Start of Material provided

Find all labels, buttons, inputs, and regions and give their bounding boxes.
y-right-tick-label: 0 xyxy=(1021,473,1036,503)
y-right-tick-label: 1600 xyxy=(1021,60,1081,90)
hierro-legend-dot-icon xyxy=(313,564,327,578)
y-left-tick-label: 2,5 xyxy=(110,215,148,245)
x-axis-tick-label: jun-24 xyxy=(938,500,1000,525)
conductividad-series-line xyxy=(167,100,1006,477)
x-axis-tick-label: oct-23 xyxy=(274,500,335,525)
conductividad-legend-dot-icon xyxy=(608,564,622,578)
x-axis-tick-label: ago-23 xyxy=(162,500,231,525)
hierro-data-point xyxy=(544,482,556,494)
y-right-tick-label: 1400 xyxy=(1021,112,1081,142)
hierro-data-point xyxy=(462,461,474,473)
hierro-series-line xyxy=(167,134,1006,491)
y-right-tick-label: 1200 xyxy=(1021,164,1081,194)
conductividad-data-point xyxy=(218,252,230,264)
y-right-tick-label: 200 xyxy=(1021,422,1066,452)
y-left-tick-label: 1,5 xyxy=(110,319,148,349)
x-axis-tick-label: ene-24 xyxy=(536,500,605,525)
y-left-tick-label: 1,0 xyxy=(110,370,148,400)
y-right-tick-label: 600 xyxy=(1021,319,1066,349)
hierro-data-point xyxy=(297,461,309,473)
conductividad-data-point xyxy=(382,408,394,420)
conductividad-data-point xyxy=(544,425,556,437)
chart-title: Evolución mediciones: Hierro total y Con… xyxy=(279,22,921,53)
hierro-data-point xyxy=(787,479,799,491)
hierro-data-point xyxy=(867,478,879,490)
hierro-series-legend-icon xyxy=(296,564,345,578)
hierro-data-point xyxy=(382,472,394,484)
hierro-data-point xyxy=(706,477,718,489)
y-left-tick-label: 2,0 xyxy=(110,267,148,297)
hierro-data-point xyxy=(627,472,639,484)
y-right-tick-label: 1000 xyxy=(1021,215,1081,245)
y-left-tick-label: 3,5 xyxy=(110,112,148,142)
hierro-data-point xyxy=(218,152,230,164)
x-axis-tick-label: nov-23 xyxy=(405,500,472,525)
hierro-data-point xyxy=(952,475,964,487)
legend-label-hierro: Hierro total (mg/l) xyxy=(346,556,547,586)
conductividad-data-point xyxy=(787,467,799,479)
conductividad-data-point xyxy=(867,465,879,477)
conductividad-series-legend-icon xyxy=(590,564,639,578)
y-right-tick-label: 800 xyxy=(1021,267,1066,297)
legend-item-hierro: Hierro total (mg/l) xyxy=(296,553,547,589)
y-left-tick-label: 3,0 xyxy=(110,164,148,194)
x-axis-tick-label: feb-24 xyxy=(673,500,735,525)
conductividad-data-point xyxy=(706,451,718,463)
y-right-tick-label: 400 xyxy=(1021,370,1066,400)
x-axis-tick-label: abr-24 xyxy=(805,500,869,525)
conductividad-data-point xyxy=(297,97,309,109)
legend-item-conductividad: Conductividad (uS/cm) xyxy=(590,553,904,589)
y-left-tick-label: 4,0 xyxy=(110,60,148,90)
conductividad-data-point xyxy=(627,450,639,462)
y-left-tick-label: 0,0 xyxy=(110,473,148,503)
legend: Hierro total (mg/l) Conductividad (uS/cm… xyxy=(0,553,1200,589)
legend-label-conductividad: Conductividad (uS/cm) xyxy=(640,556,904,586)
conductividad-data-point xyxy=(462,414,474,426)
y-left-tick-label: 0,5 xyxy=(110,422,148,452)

End of Material provided

Exercise directions:
Recast the rows above, from the very first one through the row that contains "x-axis-tick-label: ene-24 xyxy=(536,500,605,525)", inclusive, as a numbered list with any blank lines left out.

Response to the exercise:
1. Find all labels, buttons, inputs, and regions and give their bounding boxes.
2. y-right-tick-label: 0 xyxy=(1021,473,1036,503)
3. y-right-tick-label: 1600 xyxy=(1021,60,1081,90)
4. hierro-legend-dot-icon xyxy=(313,564,327,578)
5. y-left-tick-label: 2,5 xyxy=(110,215,148,245)
6. x-axis-tick-label: jun-24 xyxy=(938,500,1000,525)
7. conductividad-series-line xyxy=(167,100,1006,477)
8. x-axis-tick-label: oct-23 xyxy=(274,500,335,525)
9. conductividad-legend-dot-icon xyxy=(608,564,622,578)
10. x-axis-tick-label: ago-23 xyxy=(162,500,231,525)
11. hierro-data-point xyxy=(544,482,556,494)
12. y-right-tick-label: 1400 xyxy=(1021,112,1081,142)
13. hierro-data-point xyxy=(462,461,474,473)
14. hierro-series-line xyxy=(167,134,1006,491)
15. y-right-tick-label: 1200 xyxy=(1021,164,1081,194)
16. conductividad-data-point xyxy=(218,252,230,264)
17. y-right-tick-label: 200 xyxy=(1021,422,1066,452)
18. y-left-tick-label: 1,5 xyxy=(110,319,148,349)
19. x-axis-tick-label: ene-24 xyxy=(536,500,605,525)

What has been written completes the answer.